[start of Working data]

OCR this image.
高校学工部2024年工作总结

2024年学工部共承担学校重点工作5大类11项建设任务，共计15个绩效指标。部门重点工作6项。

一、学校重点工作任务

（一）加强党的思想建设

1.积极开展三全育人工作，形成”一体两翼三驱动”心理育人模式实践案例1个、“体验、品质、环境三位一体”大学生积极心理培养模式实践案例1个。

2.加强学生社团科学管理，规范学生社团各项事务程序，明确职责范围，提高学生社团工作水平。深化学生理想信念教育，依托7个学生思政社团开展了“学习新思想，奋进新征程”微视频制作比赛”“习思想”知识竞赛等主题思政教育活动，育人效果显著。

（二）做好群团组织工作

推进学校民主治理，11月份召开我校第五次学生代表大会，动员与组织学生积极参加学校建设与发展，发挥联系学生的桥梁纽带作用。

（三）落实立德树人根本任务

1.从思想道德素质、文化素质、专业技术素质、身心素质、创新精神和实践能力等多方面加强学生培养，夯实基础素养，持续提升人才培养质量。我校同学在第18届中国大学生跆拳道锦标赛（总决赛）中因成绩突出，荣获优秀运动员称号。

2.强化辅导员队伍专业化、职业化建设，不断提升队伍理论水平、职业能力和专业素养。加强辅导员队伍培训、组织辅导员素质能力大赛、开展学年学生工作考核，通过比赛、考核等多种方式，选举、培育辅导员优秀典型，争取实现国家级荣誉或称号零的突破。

[end of Working data]

**Directions:**
Copy out each line exactly as written.

**Finished task:**
OCR this image.
高校学工部2024年工作总结

2024年学工部共承担学校重点工作5大类11项建设任务，共计15个绩效指标。部门重点工作6项。

一、学校重点工作任务

（一）加强党的思想建设

1.积极开展三全育人工作，形成”一体两翼三驱动”心理育人模式实践案例1个、“体验、品质、环境三位一体”大学生积极心理培养模式实践案例1个。

2.加强学生社团科学管理，规范学生社团各项事务程序，明确职责范围，提高学生社团工作水平。深化学生理想信念教育，依托7个学生思政社团开展了“学习新思想，奋进新征程”微视频制作比赛”“习思想”知识竞赛等主题思政教育活动，育人效果显著。

（二）做好群团组织工作

推进学校民主治理，11月份召开我校第五次学生代表大会，动员与组织学生积极参加学校建设与发展，发挥联系学生的桥梁纽带作用。

（三）落实立德树人根本任务

1.从思想道德素质、文化素质、专业技术素质、身心素质、创新精神和实践能力等多方面加强学生培养，夯实基础素养，持续提升人才培养质量。我校同学在第18届中国大学生跆拳道锦标赛（总决赛）中因成绩突出，荣获优秀运动员称号。

2.强化辅导员队伍专业化、职业化建设，不断提升队伍理论水平、职业能力和专业素养。加强辅导员队伍培训、组织辅导员素质能力大赛、开展学年学生工作考核，通过比赛、考核等多种方式，选举、培育辅导员优秀典型，争取实现国家级荣誉或称号零的突破。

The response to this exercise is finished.